- **Text block**
A friend of mine who is an atheist recently converted to Judaism--said she wanted to convert to the Jewish culture, appropriate the symbolic ethnicity of he Jews. Something about this is wrong, I told her. I thought about it and here are my thoughts. Your feedback is always welcome.
Given the protracted moral identity of religious Jews arduously forged in a tortured relationship with God who asked them to prove themselves over and over again, is it not clear that the atheist or agnostic who wants to convert to the Jewish religion is someone who wants an unfair and unearned short cut to Jewish identity via a morally questionable path?
If one is born Jewish but becomes an atheist, then the situation is different. An historical example would not be Sigmund Freud, who took his Jewishness seriously despite his irreligiosity, but rather the novelist and philosopher Ayn Rand. Rand was born Alice Rosenbaum in St. Petersburg, Russia, and later changed her name to Ayn Rand. She never denied that she was born a Jew; however, it held no personal significance for her identity since it had not anything to do with a self that was consciously chosen and imbued with her own values. Being born Jewish was an accident of birth she could not undo, but she saw no reason to be either proud or ashamed of it. It was a neutral part of her past.
The atheist who converts to Judaism acquires a religious not an ethnic or
national identity, and therein lies the moral duplicity. Such a person
would be accepting the teachings of the Jewish faith. What such a person
craves, really, is the prestige of inheriting a religious and cultural heritage
without the struggle of religious conversion. There can be no such thing
as an atheistic Jewish convert. To convert to a religion and be a non-
believer is oxymoronic. It is to say to oneself: I will abstract my identity
from the religious sphere of Judaism. I will be able to tell people I am a
Jew and be able to experience from their responses, and from the rituals
of conversion, a new sense of self that is not earned but manufactured
for me.
The authentic religious convert places himself in the narrative history of a people, realizing that his own history until now has been sequestered from theirs. However, he assimilates their past into his present by actively reframing his experiences and values according to his acquired Judaic identity-in-the-making. That assimilated past also shapes his future to the extent that it influences the choices he makes that directly impact his future. There is, so to speak, a lot of catching up to do. One must re-insert oneself into a tradition that is really like no other. There is a huge narrative chasm between one’s lived experience as a Gentile (or Muslim, Buddhist, etc.) and not only the life one must live as a Jew, but also the life one must re-imagine one has lived as a Jew in the past. Memory takes on a new dimension in the life of this type of religious convert. The annals of Jewish history cause one to reinterpret one’s life retrospectively according to a new historical augury.

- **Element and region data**
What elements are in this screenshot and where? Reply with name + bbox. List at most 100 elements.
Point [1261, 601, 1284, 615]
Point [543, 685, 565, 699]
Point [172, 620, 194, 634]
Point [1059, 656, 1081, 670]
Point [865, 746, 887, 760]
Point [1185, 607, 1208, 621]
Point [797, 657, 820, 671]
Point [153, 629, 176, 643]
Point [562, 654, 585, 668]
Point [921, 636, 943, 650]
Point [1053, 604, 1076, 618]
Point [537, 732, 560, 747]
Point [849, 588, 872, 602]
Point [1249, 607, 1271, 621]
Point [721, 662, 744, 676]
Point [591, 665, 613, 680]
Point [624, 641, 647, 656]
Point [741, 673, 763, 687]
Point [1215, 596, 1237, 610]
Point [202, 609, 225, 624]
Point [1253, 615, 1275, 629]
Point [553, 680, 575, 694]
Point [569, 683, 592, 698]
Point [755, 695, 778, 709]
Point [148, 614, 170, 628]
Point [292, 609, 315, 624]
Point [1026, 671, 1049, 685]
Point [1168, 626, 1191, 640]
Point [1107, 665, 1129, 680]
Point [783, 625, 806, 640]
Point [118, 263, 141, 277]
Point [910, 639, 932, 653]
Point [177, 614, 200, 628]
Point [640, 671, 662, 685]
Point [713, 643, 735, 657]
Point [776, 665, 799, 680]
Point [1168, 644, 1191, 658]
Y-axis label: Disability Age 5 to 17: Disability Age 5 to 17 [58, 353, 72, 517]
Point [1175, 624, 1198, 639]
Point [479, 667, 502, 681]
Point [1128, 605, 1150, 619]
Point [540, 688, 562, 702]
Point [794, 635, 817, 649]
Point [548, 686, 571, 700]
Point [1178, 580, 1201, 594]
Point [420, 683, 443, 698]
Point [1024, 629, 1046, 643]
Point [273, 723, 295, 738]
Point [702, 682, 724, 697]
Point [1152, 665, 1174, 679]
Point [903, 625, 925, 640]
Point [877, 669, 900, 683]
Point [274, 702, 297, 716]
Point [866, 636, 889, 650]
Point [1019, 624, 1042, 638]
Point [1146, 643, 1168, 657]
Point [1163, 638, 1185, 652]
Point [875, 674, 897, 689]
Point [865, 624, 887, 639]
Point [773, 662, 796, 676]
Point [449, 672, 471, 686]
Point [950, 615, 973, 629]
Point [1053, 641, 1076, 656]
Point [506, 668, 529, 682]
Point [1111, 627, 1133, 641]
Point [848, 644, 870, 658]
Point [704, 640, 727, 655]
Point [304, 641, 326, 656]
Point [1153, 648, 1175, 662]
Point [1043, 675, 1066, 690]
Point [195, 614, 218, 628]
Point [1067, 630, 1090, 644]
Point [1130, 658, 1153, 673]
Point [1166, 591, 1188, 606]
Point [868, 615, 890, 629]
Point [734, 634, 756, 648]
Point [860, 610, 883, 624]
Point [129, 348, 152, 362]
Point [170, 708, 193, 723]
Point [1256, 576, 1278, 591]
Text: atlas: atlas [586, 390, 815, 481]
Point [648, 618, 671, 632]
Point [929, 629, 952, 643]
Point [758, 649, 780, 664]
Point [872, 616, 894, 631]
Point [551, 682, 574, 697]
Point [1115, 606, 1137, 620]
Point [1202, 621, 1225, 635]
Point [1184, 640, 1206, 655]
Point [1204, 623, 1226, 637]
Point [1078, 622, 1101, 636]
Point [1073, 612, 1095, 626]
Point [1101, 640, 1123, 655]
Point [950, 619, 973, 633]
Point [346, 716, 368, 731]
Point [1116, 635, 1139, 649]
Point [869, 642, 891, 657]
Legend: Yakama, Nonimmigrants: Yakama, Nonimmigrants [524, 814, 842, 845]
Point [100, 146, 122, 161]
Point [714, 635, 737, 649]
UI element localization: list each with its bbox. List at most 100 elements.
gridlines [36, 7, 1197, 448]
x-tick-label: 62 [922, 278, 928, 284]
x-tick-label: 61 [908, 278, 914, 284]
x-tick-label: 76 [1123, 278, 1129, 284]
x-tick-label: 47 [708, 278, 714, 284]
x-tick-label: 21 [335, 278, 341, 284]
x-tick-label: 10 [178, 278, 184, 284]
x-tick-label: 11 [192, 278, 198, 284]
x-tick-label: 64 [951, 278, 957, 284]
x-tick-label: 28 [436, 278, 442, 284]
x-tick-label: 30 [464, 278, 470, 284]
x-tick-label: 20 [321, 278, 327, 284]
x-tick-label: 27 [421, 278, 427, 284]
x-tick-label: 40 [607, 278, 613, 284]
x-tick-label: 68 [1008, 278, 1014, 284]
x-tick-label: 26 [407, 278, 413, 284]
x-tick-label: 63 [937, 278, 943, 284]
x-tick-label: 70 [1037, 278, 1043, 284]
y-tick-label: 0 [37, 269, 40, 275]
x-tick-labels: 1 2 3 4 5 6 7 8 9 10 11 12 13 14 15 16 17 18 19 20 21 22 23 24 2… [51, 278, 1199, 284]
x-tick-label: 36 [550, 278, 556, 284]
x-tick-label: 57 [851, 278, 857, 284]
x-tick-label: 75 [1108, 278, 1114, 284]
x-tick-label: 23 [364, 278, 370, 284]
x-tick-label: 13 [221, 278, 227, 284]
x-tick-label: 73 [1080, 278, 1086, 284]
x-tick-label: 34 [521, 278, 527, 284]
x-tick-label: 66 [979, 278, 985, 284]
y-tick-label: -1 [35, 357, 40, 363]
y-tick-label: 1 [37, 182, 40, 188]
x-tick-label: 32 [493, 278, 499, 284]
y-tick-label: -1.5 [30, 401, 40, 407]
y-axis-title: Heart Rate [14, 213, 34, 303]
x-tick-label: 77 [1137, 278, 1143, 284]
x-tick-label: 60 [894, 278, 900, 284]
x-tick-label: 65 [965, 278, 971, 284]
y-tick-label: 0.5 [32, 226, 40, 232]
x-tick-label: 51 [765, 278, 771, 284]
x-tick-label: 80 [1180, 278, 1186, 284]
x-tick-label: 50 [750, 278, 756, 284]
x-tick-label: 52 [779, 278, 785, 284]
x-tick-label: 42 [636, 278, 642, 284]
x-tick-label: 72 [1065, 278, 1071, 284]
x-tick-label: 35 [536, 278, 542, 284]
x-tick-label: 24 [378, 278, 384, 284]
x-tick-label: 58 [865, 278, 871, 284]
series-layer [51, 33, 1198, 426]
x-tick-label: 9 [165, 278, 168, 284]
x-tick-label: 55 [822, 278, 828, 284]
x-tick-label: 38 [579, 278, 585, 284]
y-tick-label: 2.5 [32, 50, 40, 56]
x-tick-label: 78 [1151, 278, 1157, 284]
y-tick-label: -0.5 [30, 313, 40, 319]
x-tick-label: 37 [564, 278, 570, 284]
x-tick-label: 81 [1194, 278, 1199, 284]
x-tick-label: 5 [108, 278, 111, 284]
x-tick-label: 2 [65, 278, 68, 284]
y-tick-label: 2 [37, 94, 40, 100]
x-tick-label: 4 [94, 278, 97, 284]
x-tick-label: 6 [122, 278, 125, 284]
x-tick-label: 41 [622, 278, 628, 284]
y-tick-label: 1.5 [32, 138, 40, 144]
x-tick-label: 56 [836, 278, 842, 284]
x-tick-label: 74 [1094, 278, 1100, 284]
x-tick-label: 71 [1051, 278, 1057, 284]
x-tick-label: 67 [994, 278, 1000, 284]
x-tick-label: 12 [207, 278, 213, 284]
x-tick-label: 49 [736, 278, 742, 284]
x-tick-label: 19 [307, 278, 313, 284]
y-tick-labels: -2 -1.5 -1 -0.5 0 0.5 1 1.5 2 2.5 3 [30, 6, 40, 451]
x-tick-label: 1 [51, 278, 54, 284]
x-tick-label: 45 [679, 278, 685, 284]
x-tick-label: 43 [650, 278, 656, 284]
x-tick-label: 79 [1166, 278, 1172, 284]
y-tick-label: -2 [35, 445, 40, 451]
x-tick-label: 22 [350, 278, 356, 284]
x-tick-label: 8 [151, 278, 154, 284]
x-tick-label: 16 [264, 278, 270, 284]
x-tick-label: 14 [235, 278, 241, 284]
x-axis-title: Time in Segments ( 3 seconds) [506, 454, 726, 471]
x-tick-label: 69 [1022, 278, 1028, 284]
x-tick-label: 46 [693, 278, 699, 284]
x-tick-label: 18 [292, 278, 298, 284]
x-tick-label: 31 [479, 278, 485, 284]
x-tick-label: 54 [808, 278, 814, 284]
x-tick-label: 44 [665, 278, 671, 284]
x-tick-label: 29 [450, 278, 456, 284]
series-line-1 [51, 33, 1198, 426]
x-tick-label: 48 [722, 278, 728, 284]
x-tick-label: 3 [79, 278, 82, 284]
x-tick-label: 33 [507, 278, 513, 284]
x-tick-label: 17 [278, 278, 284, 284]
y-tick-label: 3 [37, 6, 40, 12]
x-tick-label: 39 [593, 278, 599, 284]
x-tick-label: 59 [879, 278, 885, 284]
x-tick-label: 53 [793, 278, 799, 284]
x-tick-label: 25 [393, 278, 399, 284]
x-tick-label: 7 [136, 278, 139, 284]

- **Problem to work on**
Pick up the essay on atheists converting to Judaism after its final sentence and carry it forward in the same voice.

- **Answer**
The Jews are God’s chosen people. Before becoming a convert one was not among the chosen. However, as a non-native believer, one may now insert oneself retroactively into this historical drama, provided one believes in the historical conditions that gave rise to the special relationship between the Jewish people and their God. To the extent that access to one’s past and the various interpretations that one has of one’s past are crucial for the present identities one holds, then retrospective insertion into the Jewish past for a believing convert is helpful in making one into an authentic Jew. The conversion is aided since it is not just a moral issue, but also one that relies on psychological and emotional continuity between past selves that still add up—recognizably—to the same individual, albeit one who has become. The past, re-shaped and sculpted through one’s gradual present conversion, makes the conversion process even more organic. Given a significant passage of time, it begins to seem as if one had always been a Jew.
The Jewish appropriator works in no such fashion. He cannot, since all he wants are the accoutrements associated with things Jewish via Judaic religious oficialese and rabbinic sleight of hand. He wants what he thinks is the moral currency of Jewish superiority without having to undergo any of the moral transformations required for this. He wants an associational identity that is unlike others, that is, he wants to be a Jew without becoming one.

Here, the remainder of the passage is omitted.